Go through the data below. List every line that holds the word "houvera".
== Dataset content ==
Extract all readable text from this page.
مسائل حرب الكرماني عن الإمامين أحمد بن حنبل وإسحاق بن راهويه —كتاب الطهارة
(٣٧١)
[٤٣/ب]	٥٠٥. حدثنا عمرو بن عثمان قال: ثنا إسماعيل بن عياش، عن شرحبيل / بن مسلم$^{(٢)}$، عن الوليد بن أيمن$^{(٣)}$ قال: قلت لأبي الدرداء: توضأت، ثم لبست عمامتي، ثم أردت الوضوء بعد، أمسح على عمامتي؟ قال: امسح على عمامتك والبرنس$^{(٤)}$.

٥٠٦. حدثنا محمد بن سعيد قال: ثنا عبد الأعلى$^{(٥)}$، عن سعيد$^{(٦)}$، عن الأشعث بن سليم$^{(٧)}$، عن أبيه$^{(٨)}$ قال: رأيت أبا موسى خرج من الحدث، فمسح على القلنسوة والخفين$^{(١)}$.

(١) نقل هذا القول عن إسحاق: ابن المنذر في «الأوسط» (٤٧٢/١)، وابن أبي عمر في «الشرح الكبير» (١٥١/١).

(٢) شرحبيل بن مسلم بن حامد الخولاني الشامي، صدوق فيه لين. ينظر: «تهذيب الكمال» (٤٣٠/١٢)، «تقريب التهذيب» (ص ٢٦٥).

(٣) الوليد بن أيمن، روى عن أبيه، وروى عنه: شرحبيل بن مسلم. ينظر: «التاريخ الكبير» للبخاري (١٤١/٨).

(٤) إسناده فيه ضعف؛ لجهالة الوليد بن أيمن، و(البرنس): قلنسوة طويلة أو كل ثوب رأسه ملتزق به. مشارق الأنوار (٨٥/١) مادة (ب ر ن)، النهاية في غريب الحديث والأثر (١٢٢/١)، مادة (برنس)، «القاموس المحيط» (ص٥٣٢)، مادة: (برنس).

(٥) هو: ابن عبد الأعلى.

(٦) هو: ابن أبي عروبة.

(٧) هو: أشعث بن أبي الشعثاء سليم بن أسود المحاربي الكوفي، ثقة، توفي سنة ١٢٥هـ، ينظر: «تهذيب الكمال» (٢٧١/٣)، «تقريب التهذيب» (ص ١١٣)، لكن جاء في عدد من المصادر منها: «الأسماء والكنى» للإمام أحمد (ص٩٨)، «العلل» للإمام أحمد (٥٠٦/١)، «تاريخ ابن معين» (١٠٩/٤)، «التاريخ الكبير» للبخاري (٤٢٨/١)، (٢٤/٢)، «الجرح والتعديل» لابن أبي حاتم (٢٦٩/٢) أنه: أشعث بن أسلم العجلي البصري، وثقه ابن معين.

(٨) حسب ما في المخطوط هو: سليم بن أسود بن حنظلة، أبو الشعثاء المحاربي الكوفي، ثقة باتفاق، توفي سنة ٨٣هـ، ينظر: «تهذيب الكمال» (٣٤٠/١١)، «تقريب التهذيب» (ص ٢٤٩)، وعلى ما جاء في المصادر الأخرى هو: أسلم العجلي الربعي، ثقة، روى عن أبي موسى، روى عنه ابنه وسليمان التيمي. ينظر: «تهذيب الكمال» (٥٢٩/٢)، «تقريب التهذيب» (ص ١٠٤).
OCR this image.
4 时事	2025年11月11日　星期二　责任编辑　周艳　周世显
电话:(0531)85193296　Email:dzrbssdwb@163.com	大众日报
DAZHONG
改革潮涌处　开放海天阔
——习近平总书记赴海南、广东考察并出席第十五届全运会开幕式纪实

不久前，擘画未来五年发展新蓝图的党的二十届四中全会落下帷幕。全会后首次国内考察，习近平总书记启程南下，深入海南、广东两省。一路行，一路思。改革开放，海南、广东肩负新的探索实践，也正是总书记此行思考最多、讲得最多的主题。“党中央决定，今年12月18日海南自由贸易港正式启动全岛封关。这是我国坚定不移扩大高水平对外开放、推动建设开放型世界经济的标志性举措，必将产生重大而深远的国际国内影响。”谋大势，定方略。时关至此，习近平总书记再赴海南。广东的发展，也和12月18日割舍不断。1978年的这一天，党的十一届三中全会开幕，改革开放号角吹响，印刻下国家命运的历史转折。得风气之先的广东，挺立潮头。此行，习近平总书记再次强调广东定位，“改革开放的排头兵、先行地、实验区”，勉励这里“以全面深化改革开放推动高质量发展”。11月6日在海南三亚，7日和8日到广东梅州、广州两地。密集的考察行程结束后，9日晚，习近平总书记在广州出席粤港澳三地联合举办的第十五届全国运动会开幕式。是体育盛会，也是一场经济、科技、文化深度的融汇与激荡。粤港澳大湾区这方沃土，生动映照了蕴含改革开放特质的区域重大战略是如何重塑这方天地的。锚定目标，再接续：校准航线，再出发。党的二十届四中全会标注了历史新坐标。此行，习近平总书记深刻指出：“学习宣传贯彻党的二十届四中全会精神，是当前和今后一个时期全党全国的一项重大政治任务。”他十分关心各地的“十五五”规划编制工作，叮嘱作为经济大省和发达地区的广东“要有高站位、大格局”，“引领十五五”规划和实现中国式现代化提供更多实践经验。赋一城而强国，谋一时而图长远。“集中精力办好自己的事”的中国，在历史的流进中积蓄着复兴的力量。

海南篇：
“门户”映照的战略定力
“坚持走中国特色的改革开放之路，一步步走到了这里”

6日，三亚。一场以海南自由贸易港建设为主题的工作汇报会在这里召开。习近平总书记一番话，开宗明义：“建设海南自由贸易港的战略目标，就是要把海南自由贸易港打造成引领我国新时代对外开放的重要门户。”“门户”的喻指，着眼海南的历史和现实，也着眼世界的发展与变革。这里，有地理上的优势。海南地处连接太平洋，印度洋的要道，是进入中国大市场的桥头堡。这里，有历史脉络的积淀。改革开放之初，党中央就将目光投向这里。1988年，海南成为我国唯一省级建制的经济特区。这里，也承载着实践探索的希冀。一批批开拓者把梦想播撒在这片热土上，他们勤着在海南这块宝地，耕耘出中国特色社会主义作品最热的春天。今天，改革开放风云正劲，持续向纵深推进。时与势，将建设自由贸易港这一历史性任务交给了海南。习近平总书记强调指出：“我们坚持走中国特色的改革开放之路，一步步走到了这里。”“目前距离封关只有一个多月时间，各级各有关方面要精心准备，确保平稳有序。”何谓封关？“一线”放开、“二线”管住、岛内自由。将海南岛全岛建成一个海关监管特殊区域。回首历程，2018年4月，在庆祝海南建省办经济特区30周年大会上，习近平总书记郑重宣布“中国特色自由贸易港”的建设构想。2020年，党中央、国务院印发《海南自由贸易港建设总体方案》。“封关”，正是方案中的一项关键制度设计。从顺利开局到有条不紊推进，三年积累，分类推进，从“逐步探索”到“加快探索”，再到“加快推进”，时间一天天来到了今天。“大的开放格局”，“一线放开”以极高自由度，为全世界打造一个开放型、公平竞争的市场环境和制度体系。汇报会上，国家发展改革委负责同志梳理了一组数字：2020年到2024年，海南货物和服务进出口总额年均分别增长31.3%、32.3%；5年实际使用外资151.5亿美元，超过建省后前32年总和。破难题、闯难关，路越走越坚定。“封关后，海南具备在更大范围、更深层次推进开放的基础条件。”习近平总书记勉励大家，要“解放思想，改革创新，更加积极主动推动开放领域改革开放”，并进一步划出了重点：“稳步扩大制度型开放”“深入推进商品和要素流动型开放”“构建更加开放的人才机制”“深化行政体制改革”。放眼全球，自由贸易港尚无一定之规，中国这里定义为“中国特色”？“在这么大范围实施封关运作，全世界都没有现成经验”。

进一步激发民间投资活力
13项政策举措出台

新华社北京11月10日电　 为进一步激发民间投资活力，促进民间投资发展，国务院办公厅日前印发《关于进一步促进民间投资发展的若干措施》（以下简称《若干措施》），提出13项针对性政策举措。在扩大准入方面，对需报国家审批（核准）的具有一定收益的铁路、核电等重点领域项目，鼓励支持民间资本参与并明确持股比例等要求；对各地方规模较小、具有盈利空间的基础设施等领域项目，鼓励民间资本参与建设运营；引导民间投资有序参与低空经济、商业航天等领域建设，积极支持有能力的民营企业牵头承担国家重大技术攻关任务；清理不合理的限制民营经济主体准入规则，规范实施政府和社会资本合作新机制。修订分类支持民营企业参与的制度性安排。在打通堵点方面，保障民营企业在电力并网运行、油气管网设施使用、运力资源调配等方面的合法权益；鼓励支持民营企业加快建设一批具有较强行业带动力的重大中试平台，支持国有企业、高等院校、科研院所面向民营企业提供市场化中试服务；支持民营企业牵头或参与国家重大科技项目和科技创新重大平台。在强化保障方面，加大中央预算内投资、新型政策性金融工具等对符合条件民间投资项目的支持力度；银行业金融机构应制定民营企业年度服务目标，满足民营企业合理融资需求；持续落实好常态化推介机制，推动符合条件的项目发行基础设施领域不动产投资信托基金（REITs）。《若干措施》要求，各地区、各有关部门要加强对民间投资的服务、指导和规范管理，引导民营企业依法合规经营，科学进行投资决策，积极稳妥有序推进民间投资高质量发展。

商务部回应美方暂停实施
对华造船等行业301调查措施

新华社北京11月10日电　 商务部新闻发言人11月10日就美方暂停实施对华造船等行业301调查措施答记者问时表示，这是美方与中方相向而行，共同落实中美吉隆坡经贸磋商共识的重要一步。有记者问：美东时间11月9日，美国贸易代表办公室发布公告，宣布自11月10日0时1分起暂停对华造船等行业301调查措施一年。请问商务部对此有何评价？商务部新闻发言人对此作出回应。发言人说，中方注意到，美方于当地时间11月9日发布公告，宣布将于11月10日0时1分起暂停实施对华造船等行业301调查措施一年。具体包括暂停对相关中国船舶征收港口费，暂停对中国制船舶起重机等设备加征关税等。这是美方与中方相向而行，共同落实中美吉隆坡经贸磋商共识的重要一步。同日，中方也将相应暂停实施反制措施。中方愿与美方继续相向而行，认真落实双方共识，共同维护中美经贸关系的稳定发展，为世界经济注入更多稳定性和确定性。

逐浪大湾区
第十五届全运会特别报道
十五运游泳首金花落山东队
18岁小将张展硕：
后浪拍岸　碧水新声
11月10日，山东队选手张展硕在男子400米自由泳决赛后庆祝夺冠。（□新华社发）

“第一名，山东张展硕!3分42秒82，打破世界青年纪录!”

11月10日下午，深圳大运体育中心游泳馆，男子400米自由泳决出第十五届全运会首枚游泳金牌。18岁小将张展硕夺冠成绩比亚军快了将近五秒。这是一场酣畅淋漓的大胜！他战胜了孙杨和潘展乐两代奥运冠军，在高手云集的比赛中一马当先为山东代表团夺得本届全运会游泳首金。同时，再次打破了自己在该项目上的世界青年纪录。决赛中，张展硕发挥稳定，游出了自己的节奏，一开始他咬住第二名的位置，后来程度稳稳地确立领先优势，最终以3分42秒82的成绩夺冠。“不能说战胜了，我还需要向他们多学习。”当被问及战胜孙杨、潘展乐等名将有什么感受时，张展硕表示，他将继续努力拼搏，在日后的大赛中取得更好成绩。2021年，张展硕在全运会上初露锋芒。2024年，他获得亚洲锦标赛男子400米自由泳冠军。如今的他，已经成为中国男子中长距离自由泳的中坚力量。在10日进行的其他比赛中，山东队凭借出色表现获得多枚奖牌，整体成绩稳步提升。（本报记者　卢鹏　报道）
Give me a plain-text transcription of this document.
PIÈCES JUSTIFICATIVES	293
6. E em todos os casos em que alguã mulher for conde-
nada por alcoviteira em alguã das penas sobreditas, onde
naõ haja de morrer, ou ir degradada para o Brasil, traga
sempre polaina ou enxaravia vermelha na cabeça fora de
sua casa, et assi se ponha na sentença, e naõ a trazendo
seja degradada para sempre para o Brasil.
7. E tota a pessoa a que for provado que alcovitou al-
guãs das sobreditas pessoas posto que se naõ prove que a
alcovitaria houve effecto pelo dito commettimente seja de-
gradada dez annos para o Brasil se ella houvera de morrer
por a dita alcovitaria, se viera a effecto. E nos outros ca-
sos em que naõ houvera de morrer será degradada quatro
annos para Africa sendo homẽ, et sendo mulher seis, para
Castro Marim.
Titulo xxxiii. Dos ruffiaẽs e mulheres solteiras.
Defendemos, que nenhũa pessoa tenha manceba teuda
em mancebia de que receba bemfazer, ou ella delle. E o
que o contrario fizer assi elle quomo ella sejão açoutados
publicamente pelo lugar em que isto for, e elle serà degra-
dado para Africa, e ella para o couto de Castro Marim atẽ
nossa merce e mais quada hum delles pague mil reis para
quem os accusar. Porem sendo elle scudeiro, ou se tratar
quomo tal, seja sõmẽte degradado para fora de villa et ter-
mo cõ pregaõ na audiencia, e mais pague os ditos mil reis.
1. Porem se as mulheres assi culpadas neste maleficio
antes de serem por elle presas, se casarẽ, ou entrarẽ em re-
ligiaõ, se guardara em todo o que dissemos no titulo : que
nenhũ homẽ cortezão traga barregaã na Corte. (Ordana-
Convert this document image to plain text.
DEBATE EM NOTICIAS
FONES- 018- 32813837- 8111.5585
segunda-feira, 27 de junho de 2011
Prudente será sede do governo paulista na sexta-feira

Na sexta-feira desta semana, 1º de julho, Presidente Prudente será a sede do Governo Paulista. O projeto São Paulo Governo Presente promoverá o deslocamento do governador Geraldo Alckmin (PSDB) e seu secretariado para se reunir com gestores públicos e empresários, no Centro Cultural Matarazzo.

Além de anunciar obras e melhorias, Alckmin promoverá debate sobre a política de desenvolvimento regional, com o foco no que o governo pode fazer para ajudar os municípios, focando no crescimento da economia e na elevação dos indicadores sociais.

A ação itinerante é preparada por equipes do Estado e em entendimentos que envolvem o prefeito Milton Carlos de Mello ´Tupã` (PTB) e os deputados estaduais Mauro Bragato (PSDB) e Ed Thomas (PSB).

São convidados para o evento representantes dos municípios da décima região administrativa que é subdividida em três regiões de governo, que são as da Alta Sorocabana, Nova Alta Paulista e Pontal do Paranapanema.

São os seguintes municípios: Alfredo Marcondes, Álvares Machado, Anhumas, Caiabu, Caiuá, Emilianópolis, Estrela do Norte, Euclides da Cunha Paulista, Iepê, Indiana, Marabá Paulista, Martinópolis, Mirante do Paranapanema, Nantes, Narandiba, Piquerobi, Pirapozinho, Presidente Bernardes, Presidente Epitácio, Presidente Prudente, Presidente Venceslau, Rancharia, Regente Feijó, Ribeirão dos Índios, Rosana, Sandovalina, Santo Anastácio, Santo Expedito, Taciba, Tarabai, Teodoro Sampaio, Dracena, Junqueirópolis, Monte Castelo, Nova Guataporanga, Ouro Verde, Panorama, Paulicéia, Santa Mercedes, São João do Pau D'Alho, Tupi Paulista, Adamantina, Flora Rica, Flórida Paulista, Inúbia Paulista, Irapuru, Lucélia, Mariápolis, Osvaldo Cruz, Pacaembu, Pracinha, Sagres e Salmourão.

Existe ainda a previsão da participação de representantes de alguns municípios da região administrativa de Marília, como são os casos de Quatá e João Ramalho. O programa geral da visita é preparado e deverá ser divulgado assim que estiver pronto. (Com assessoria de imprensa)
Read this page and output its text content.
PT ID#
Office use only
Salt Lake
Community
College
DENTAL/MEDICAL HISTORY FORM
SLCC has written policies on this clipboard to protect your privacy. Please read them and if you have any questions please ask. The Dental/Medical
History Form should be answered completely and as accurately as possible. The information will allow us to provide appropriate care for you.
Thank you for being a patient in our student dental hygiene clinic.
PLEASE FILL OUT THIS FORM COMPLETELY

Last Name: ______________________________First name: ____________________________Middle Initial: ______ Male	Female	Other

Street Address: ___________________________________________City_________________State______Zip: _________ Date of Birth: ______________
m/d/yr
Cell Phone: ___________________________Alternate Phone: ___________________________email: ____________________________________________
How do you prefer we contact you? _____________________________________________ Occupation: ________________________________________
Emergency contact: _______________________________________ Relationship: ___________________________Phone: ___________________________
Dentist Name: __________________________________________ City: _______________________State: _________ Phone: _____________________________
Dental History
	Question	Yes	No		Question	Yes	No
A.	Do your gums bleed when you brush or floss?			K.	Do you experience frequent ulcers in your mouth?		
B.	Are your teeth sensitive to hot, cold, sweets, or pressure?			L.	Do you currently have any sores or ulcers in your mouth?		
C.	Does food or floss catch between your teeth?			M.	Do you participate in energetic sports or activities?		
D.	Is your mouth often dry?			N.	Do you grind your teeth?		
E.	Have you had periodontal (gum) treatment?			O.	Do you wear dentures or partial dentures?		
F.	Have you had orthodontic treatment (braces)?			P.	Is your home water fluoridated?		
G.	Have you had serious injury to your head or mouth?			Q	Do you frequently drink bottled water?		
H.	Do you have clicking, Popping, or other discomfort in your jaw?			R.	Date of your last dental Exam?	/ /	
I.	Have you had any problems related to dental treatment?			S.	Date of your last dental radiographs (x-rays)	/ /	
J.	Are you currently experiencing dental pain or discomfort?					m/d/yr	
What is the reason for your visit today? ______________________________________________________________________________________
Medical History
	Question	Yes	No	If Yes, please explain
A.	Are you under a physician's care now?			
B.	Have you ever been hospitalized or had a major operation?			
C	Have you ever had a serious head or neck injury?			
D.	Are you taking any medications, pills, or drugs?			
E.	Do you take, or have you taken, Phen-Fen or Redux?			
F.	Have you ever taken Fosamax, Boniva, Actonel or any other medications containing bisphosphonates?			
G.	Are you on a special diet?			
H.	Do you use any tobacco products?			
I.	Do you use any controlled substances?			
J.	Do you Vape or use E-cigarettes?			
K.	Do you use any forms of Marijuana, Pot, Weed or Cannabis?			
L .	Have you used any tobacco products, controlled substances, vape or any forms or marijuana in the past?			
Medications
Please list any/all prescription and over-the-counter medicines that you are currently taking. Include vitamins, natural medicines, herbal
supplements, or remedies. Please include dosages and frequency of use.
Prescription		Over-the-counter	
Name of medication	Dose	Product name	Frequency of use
===
> [Exercise output]:
gradada dez annos para o Brasil se ella houvera de morrer
sos em que naõ houvera de morrer será degradada quatro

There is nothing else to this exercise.